- **EXERCISE INPUTS**
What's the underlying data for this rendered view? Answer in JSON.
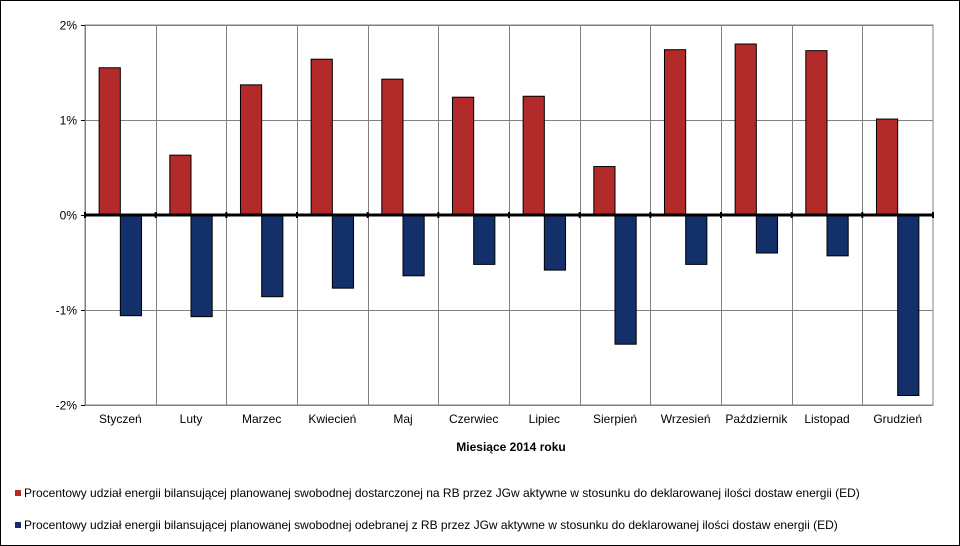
{
  "chart_data": {
    "type": "bar",
    "xlabel": "Miesiące 2014 roku",
    "ylabel": "",
    "title": "",
    "ylim": [
      -2,
      2
    ],
    "yticks": [
      2,
      1,
      0,
      -1,
      -2
    ],
    "ytick_labels": [
      "2%",
      "1%",
      "0%",
      "-1%",
      "-2%"
    ],
    "grid": true,
    "legend_position": "bottom",
    "categories": [
      "Styczeń",
      "Luty",
      "Marzec",
      "Kwiecień",
      "Maj",
      "Czerwiec",
      "Lipiec",
      "Sierpień",
      "Wrzesień",
      "Październik",
      "Listopad",
      "Grudzień"
    ],
    "series": [
      {
        "name": "Procentowy udział energii bilansującej planowanej swobodnej dostarczonej na RB przez JGw aktywne w stosunku do deklarowanej ilości dostaw energii (ED)",
        "color": "#b22a2a",
        "values": [
          1.55,
          0.63,
          1.37,
          1.64,
          1.43,
          1.24,
          1.25,
          0.51,
          1.74,
          1.8,
          1.73,
          1.01
        ]
      },
      {
        "name": "Procentowy udział energii bilansującej planowanej swobodnej odebranej z RB przez JGw aktywne w stosunku do deklarowanej ilości dostaw energii (ED)",
        "color": "#14306a",
        "values": [
          -1.06,
          -1.07,
          -0.86,
          -0.77,
          -0.64,
          -0.52,
          -0.58,
          -1.36,
          -0.52,
          -0.4,
          -0.43,
          -1.9
        ]
      }
    ]
  }
}
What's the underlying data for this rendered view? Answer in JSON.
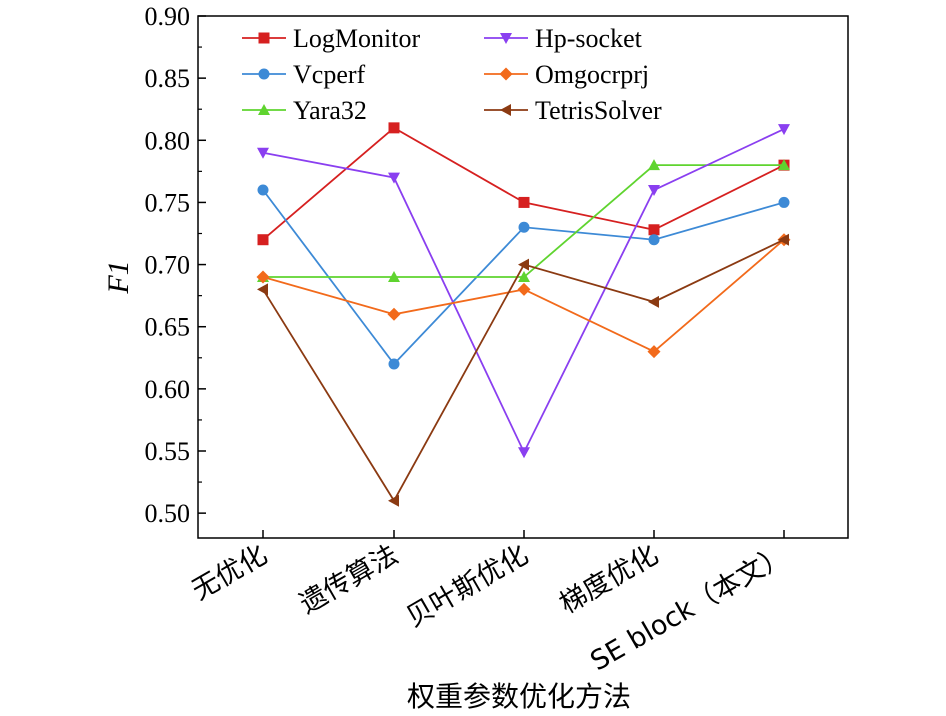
{
  "chart_data": {
    "type": "line",
    "title": "",
    "xlabel": "权重参数优化方法",
    "ylabel": "F1",
    "ylim": [
      0.48,
      0.9
    ],
    "yticks": [
      "0.50",
      "0.55",
      "0.60",
      "0.65",
      "0.70",
      "0.75",
      "0.80",
      "0.85",
      "0.90"
    ],
    "categories": [
      "无优化",
      "遗传算法",
      "贝叶斯优化",
      "梯度优化",
      "SE block（本文）"
    ],
    "legend_position": "top",
    "grid": false,
    "series": [
      {
        "name": "LogMonitor",
        "color": "#d62020",
        "marker": "square",
        "values": [
          0.72,
          0.81,
          0.75,
          0.728,
          0.78
        ]
      },
      {
        "name": "Vcperf",
        "color": "#3d8ad6",
        "marker": "circle",
        "values": [
          0.76,
          0.62,
          0.73,
          0.72,
          0.75
        ]
      },
      {
        "name": "Yara32",
        "color": "#5fd42f",
        "marker": "triangle-up",
        "values": [
          0.69,
          0.69,
          0.69,
          0.78,
          0.78
        ]
      },
      {
        "name": "Hp-socket",
        "color": "#8a3ff0",
        "marker": "triangle-down",
        "values": [
          0.79,
          0.77,
          0.549,
          0.76,
          0.809
        ]
      },
      {
        "name": "Omgocrprj",
        "color": "#f26a1b",
        "marker": "diamond",
        "values": [
          0.69,
          0.66,
          0.68,
          0.63,
          0.72
        ]
      },
      {
        "name": "TetrisSolver",
        "color": "#8b3a12",
        "marker": "triangle-left",
        "values": [
          0.68,
          0.51,
          0.7,
          0.67,
          0.72
        ]
      }
    ]
  }
}
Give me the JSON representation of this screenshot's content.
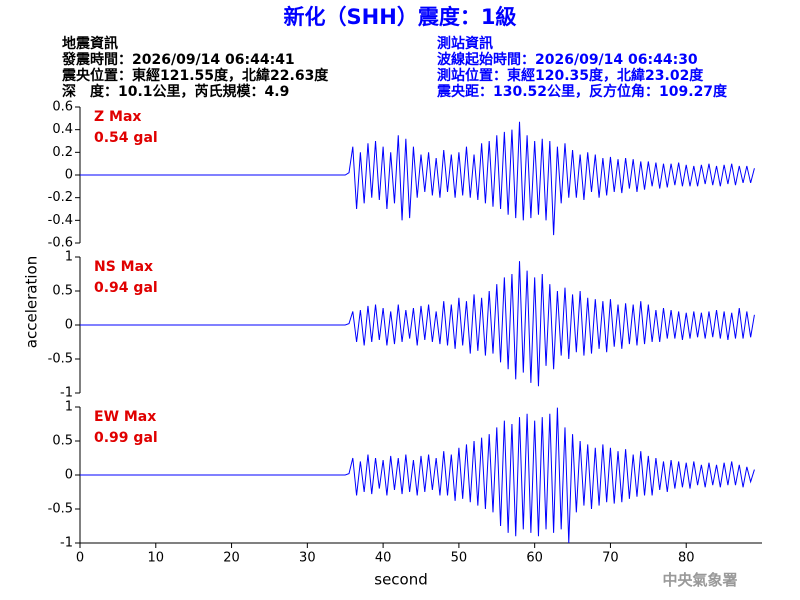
{
  "title": "新化（SHH）震度：1級",
  "event_info": [
    "地震資訊",
    "發震時間：2026/09/14 06:44:41",
    "震央位置：東經121.55度，北緯22.63度",
    "深　度：10.1公里，芮氏規模：4.9"
  ],
  "station_info": [
    "測站資訊",
    "波線起始時間：2026/09/14 06:44:30",
    "測站位置：東經120.35度，北緯23.02度",
    "震央距：130.52公里，反方位角：109.27度"
  ],
  "y_label": "acceleration",
  "footer": "中央氣象署",
  "chart_data": [
    {
      "type": "line",
      "label": "Z Max",
      "max_label": "0.54 gal",
      "xlim": [
        0,
        90
      ],
      "ylim": [
        -0.6,
        0.6
      ],
      "yticks": [
        0.6,
        0.4,
        0.2,
        0,
        -0.2,
        -0.4,
        -0.6
      ],
      "x": [
        0,
        35,
        35.5,
        36,
        36.5,
        37,
        37.5,
        38,
        38.5,
        39,
        39.5,
        40,
        40.5,
        41,
        41.5,
        42,
        42.5,
        43,
        43.5,
        44,
        44.5,
        45,
        45.5,
        46,
        46.5,
        47,
        47.5,
        48,
        48.5,
        49,
        49.5,
        50,
        50.5,
        51,
        51.5,
        52,
        52.5,
        53,
        53.5,
        54,
        54.5,
        55,
        55.5,
        56,
        56.5,
        57,
        57.5,
        58,
        58.5,
        59,
        59.5,
        60,
        60.5,
        61,
        61.5,
        62,
        62.5,
        63,
        63.5,
        64,
        64.5,
        65,
        65.5,
        66,
        66.5,
        67,
        67.5,
        68,
        68.5,
        69,
        69.5,
        70,
        70.5,
        71,
        71.5,
        72,
        72.5,
        73,
        73.5,
        74,
        74.5,
        75,
        75.5,
        76,
        76.5,
        77,
        77.5,
        78,
        78.5,
        79,
        79.5,
        80,
        80.5,
        81,
        81.5,
        82,
        82.5,
        83,
        83.5,
        84,
        84.5,
        85,
        85.5,
        86,
        86.5,
        87,
        87.5,
        88,
        88.5,
        89
      ],
      "series": [
        {
          "color": "#0000ff",
          "values": [
            0,
            0,
            0.02,
            0.25,
            -0.3,
            0.2,
            -0.25,
            0.28,
            -0.2,
            0.3,
            -0.22,
            0.25,
            -0.3,
            0.2,
            -0.25,
            0.35,
            -0.4,
            0.32,
            -0.38,
            0.25,
            -0.2,
            0.18,
            -0.15,
            0.2,
            -0.18,
            0.15,
            -0.2,
            0.22,
            -0.15,
            0.18,
            -0.2,
            0.2,
            -0.18,
            0.25,
            -0.2,
            0.18,
            -0.22,
            0.28,
            -0.25,
            0.3,
            -0.28,
            0.35,
            -0.3,
            0.38,
            -0.35,
            0.4,
            -0.38,
            0.47,
            -0.4,
            0.35,
            -0.38,
            0.3,
            -0.35,
            0.32,
            -0.4,
            0.3,
            -0.53,
            0.25,
            -0.25,
            0.28,
            -0.2,
            0.22,
            -0.2,
            0.18,
            -0.22,
            0.2,
            -0.15,
            0.18,
            -0.2,
            0.15,
            -0.18,
            0.16,
            -0.15,
            0.14,
            -0.16,
            0.15,
            -0.12,
            0.14,
            -0.15,
            0.12,
            -0.13,
            0.12,
            -0.1,
            0.11,
            -0.12,
            0.1,
            -0.11,
            0.1,
            -0.09,
            0.11,
            -0.1,
            0.09,
            -0.1,
            0.08,
            -0.1,
            0.09,
            -0.08,
            0.1,
            -0.09,
            0.08,
            -0.1,
            0.09,
            -0.08,
            0.1,
            -0.09,
            0.08,
            -0.07,
            0.08,
            -0.07,
            0.06
          ]
        }
      ]
    },
    {
      "type": "line",
      "label": "NS Max",
      "max_label": "0.94 gal",
      "xlim": [
        0,
        90
      ],
      "ylim": [
        -1,
        1
      ],
      "yticks": [
        1,
        0.5,
        0,
        -0.5,
        -1
      ],
      "x": [
        0,
        35,
        35.5,
        36,
        36.5,
        37,
        37.5,
        38,
        38.5,
        39,
        39.5,
        40,
        40.5,
        41,
        41.5,
        42,
        42.5,
        43,
        43.5,
        44,
        44.5,
        45,
        45.5,
        46,
        46.5,
        47,
        47.5,
        48,
        48.5,
        49,
        49.5,
        50,
        50.5,
        51,
        51.5,
        52,
        52.5,
        53,
        53.5,
        54,
        54.5,
        55,
        55.5,
        56,
        56.5,
        57,
        57.5,
        58,
        58.5,
        59,
        59.5,
        60,
        60.5,
        61,
        61.5,
        62,
        62.5,
        63,
        63.5,
        64,
        64.5,
        65,
        65.5,
        66,
        66.5,
        67,
        67.5,
        68,
        68.5,
        69,
        69.5,
        70,
        70.5,
        71,
        71.5,
        72,
        72.5,
        73,
        73.5,
        74,
        74.5,
        75,
        75.5,
        76,
        76.5,
        77,
        77.5,
        78,
        78.5,
        79,
        79.5,
        80,
        80.5,
        81,
        81.5,
        82,
        82.5,
        83,
        83.5,
        84,
        84.5,
        85,
        85.5,
        86,
        86.5,
        87,
        87.5,
        88,
        88.5,
        89
      ],
      "series": [
        {
          "color": "#0000ff",
          "values": [
            0,
            0,
            0.02,
            0.2,
            -0.25,
            0.22,
            -0.3,
            0.28,
            -0.25,
            0.3,
            -0.22,
            0.25,
            -0.3,
            0.2,
            -0.28,
            0.3,
            -0.25,
            0.22,
            -0.2,
            0.25,
            -0.3,
            0.28,
            -0.22,
            0.3,
            -0.25,
            0.2,
            -0.28,
            0.35,
            -0.3,
            0.3,
            -0.35,
            0.4,
            -0.3,
            0.35,
            -0.42,
            0.45,
            -0.38,
            0.4,
            -0.45,
            0.5,
            -0.42,
            0.6,
            -0.55,
            0.7,
            -0.65,
            0.75,
            -0.8,
            0.94,
            -0.7,
            0.8,
            -0.85,
            0.7,
            -0.9,
            0.75,
            -0.6,
            0.6,
            -0.65,
            0.5,
            -0.45,
            0.55,
            -0.5,
            0.45,
            -0.4,
            0.5,
            -0.45,
            0.4,
            -0.42,
            0.38,
            -0.35,
            0.35,
            -0.4,
            0.38,
            -0.32,
            0.3,
            -0.35,
            0.32,
            -0.28,
            0.3,
            -0.3,
            0.35,
            -0.28,
            0.3,
            -0.25,
            0.22,
            -0.25,
            0.25,
            -0.2,
            0.22,
            -0.2,
            0.2,
            -0.22,
            0.18,
            -0.2,
            0.2,
            -0.18,
            0.18,
            -0.2,
            0.2,
            -0.18,
            0.22,
            -0.2,
            0.2,
            -0.22,
            0.18,
            -0.2,
            0.25,
            -0.2,
            0.2,
            -0.18,
            0.15
          ]
        }
      ]
    },
    {
      "type": "line",
      "label": "EW Max",
      "max_label": "0.99 gal",
      "xlim": [
        0,
        90
      ],
      "ylim": [
        -1,
        1
      ],
      "yticks": [
        1,
        0.5,
        0,
        -0.5,
        -1
      ],
      "xticks": [
        0,
        10,
        20,
        30,
        40,
        50,
        60,
        70,
        80
      ],
      "x_label": "second",
      "x": [
        0,
        35,
        35.5,
        36,
        36.5,
        37,
        37.5,
        38,
        38.5,
        39,
        39.5,
        40,
        40.5,
        41,
        41.5,
        42,
        42.5,
        43,
        43.5,
        44,
        44.5,
        45,
        45.5,
        46,
        46.5,
        47,
        47.5,
        48,
        48.5,
        49,
        49.5,
        50,
        50.5,
        51,
        51.5,
        52,
        52.5,
        53,
        53.5,
        54,
        54.5,
        55,
        55.5,
        56,
        56.5,
        57,
        57.5,
        58,
        58.5,
        59,
        59.5,
        60,
        60.5,
        61,
        61.5,
        62,
        62.5,
        63,
        63.5,
        64,
        64.5,
        65,
        65.5,
        66,
        66.5,
        67,
        67.5,
        68,
        68.5,
        69,
        69.5,
        70,
        70.5,
        71,
        71.5,
        72,
        72.5,
        73,
        73.5,
        74,
        74.5,
        75,
        75.5,
        76,
        76.5,
        77,
        77.5,
        78,
        78.5,
        79,
        79.5,
        80,
        80.5,
        81,
        81.5,
        82,
        82.5,
        83,
        83.5,
        84,
        84.5,
        85,
        85.5,
        86,
        86.5,
        87,
        87.5,
        88,
        88.5,
        89
      ],
      "series": [
        {
          "color": "#0000ff",
          "values": [
            0,
            0,
            0.02,
            0.25,
            -0.3,
            0.2,
            -0.25,
            0.3,
            -0.28,
            0.25,
            -0.2,
            0.22,
            -0.3,
            0.28,
            -0.22,
            0.25,
            -0.28,
            0.3,
            -0.25,
            0.22,
            -0.3,
            0.28,
            -0.25,
            0.3,
            -0.22,
            0.25,
            -0.3,
            0.35,
            -0.3,
            0.3,
            -0.38,
            0.4,
            -0.35,
            0.45,
            -0.4,
            0.5,
            -0.45,
            0.55,
            -0.5,
            0.6,
            -0.55,
            0.7,
            -0.75,
            0.8,
            -0.85,
            0.75,
            -0.9,
            0.85,
            -0.8,
            0.9,
            -0.85,
            0.8,
            -0.9,
            0.85,
            -0.8,
            0.9,
            -0.85,
            0.99,
            -0.8,
            0.7,
            -1,
            0.6,
            -0.55,
            0.5,
            -0.45,
            0.45,
            -0.5,
            0.4,
            -0.45,
            0.45,
            -0.4,
            0.4,
            -0.42,
            0.35,
            -0.4,
            0.38,
            -0.35,
            0.3,
            -0.32,
            0.35,
            -0.3,
            0.28,
            -0.3,
            0.25,
            -0.22,
            0.2,
            -0.25,
            0.22,
            -0.2,
            0.2,
            -0.18,
            0.18,
            -0.2,
            0.2,
            -0.15,
            0.15,
            -0.18,
            0.18,
            -0.15,
            0.15,
            -0.18,
            0.18,
            -0.15,
            0.2,
            -0.15,
            0.15,
            -0.18,
            0.12,
            -0.1,
            0.08
          ]
        }
      ]
    }
  ]
}
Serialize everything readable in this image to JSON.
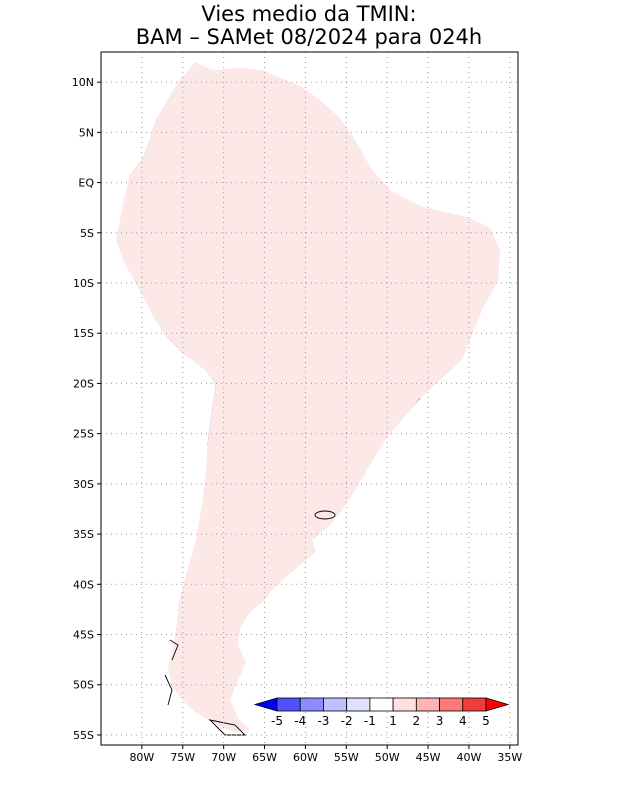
{
  "title": {
    "line1": "Vies medio da TMIN:",
    "line2": "BAM – SAMet 08/2024  para 024h"
  },
  "map": {
    "region": "South America",
    "lon_range": [
      -85,
      -34
    ],
    "lat_range": [
      -56,
      13
    ],
    "lat_ticks": [
      {
        "value": 10,
        "label": "10N"
      },
      {
        "value": 5,
        "label": "5N"
      },
      {
        "value": 0,
        "label": "EQ"
      },
      {
        "value": -5,
        "label": "5S"
      },
      {
        "value": -10,
        "label": "10S"
      },
      {
        "value": -15,
        "label": "15S"
      },
      {
        "value": -20,
        "label": "20S"
      },
      {
        "value": -25,
        "label": "25S"
      },
      {
        "value": -30,
        "label": "30S"
      },
      {
        "value": -35,
        "label": "35S"
      },
      {
        "value": -40,
        "label": "40S"
      },
      {
        "value": -45,
        "label": "45S"
      },
      {
        "value": -50,
        "label": "50S"
      },
      {
        "value": -55,
        "label": "55S"
      }
    ],
    "lon_ticks": [
      {
        "value": -80,
        "label": "80W"
      },
      {
        "value": -75,
        "label": "75W"
      },
      {
        "value": -70,
        "label": "70W"
      },
      {
        "value": -65,
        "label": "65W"
      },
      {
        "value": -60,
        "label": "60W"
      },
      {
        "value": -55,
        "label": "55W"
      },
      {
        "value": -50,
        "label": "50W"
      },
      {
        "value": -45,
        "label": "45W"
      },
      {
        "value": -40,
        "label": "40W"
      },
      {
        "value": -35,
        "label": "35W"
      }
    ],
    "colors": {
      "frame": "#000000",
      "grid": "#9a9a9a",
      "border": "#222222",
      "land_base": "#fde8e8"
    }
  },
  "colorbar": {
    "labels": [
      "-5",
      "-4",
      "-3",
      "-2",
      "-1",
      "1",
      "2",
      "3",
      "4",
      "5"
    ],
    "colors": [
      "#0000ff",
      "#5050ff",
      "#8c8cff",
      "#bfbfff",
      "#e0e0ff",
      "#ffffff",
      "#ffe0e0",
      "#ffb4b4",
      "#ff7878",
      "#f03c3c",
      "#ff0000"
    ]
  }
}
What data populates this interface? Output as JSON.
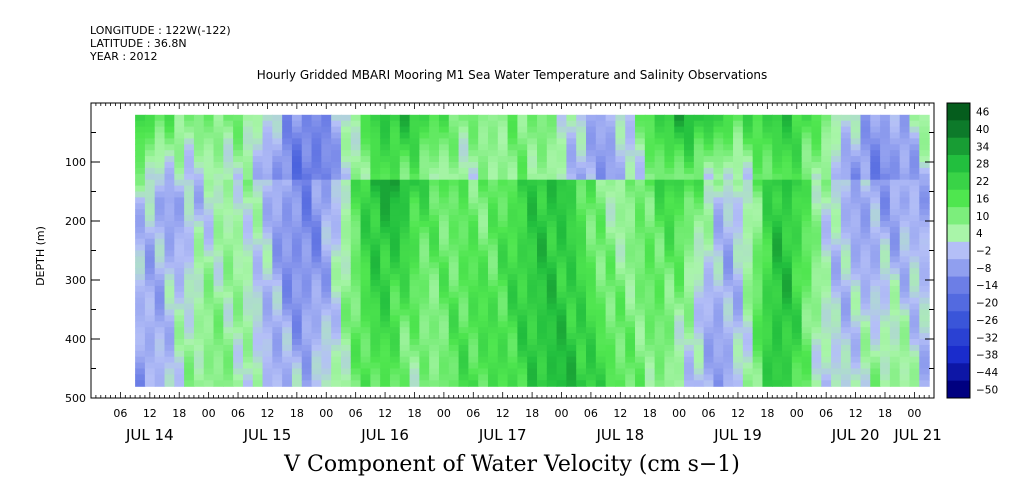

- **EXERCISE TASK**
Scan the lines for the string "bilansującej". Pick out every line that has it.

- **THE RESPONSE**
        "name": "Procentowy udział energii bilansującej planowanej swobodnej dostarczonej na RB przez JGw aktywne w stosunku do deklarowanej ilości dostaw energii (ED)",
        "name": "Procentowy udział energii bilansującej planowanej swobodnej odebranej z RB przez JGw aktywne w stosunku do deklarowanej ilości dostaw energii (ED)",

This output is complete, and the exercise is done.